-- begin Dataset records --
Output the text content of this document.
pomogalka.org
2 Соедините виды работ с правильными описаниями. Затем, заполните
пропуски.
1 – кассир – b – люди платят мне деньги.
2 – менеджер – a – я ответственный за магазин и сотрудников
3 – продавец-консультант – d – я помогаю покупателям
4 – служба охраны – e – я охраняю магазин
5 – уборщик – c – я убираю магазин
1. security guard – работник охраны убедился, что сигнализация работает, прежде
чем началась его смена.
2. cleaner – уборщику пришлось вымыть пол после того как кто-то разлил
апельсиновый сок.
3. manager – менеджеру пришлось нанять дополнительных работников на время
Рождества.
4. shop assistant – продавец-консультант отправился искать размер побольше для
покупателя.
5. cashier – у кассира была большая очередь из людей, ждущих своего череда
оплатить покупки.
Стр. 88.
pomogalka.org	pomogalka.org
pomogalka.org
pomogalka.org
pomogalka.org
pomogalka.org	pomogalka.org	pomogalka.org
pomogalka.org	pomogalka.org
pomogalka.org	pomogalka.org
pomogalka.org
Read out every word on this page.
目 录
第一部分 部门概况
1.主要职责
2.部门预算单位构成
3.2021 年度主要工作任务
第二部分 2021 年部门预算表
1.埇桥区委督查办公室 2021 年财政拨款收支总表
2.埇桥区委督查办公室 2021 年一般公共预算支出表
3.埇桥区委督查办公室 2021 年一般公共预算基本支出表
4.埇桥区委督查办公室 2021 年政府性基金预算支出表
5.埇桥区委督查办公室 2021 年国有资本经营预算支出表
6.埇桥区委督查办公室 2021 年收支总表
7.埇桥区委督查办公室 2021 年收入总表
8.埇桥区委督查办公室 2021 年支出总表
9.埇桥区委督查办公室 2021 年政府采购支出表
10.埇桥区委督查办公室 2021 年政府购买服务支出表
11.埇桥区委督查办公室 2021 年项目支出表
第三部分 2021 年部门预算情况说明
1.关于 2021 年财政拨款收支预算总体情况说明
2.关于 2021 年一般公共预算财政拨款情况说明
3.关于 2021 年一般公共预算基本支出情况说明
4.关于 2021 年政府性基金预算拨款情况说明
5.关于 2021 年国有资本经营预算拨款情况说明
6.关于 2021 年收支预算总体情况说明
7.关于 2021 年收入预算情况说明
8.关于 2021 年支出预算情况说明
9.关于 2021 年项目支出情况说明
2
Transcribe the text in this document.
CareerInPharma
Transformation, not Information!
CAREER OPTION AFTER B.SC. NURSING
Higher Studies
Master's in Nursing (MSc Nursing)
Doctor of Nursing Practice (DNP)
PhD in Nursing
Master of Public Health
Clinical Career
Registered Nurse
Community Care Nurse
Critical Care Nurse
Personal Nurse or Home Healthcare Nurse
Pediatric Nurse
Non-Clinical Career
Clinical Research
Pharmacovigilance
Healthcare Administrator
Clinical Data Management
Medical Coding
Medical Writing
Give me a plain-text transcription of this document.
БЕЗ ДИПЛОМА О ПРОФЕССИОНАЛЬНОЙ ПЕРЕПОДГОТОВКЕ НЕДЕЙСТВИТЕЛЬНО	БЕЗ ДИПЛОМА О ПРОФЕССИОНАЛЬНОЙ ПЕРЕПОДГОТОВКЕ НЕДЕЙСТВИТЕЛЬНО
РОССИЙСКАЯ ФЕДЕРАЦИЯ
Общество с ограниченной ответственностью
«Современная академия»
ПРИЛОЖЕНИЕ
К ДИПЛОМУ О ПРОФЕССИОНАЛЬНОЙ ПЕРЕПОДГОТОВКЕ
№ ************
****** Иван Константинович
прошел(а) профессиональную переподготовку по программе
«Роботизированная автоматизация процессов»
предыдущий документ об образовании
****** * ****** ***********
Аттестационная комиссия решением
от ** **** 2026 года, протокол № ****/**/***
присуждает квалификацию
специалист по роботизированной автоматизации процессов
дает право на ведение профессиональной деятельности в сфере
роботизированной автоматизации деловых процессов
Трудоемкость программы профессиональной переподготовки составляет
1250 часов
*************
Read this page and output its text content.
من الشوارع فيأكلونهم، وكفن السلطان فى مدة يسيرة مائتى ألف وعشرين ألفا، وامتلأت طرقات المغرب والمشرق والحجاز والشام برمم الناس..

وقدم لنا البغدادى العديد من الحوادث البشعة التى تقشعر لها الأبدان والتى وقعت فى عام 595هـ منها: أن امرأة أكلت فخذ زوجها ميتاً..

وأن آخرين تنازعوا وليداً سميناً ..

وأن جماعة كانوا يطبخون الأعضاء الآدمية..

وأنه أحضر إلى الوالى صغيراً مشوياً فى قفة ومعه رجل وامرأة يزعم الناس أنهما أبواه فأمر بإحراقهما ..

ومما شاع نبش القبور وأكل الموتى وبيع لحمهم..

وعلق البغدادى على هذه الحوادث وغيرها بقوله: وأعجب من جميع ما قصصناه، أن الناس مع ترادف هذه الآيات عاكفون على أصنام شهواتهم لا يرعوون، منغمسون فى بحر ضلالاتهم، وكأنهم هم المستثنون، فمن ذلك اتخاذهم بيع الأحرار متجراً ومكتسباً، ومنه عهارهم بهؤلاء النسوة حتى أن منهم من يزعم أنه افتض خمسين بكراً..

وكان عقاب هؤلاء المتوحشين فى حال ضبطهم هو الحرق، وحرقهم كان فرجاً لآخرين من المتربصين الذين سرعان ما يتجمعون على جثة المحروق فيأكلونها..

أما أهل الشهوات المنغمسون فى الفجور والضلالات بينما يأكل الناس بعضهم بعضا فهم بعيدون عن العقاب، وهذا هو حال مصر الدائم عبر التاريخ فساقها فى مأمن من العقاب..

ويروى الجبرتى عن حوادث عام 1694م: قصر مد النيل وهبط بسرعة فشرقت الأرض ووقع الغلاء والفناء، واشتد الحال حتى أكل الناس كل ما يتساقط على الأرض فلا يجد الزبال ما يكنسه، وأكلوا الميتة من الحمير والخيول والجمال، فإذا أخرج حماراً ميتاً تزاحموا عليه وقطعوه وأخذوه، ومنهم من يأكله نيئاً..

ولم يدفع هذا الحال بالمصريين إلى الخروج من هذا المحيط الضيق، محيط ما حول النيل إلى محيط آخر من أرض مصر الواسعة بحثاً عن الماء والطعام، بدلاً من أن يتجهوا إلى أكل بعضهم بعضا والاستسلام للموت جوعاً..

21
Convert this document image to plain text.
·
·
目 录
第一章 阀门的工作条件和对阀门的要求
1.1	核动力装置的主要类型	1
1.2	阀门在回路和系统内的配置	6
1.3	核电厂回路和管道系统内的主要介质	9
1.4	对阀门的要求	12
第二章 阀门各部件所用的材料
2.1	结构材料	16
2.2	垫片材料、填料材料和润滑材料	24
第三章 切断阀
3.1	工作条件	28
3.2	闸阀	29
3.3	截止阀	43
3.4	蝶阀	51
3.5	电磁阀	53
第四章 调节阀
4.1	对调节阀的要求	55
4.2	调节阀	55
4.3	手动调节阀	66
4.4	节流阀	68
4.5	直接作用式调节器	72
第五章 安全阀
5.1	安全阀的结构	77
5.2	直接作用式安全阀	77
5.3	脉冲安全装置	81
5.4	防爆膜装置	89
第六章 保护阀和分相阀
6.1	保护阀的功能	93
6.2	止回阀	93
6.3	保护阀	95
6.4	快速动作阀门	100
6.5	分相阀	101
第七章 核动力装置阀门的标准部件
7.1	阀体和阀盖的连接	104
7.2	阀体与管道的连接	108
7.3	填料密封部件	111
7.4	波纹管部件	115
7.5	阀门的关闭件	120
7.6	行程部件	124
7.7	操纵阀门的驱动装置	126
-- end Dataset records --
--- Exercise instructions ---
Go through the entries above and copy every line containing "процессов".

--- Response to this exercise ---
«Роботизированная автоматизация процессов»
специалист по роботизированной автоматизации процессов
роботизированной автоматизации деловых процессов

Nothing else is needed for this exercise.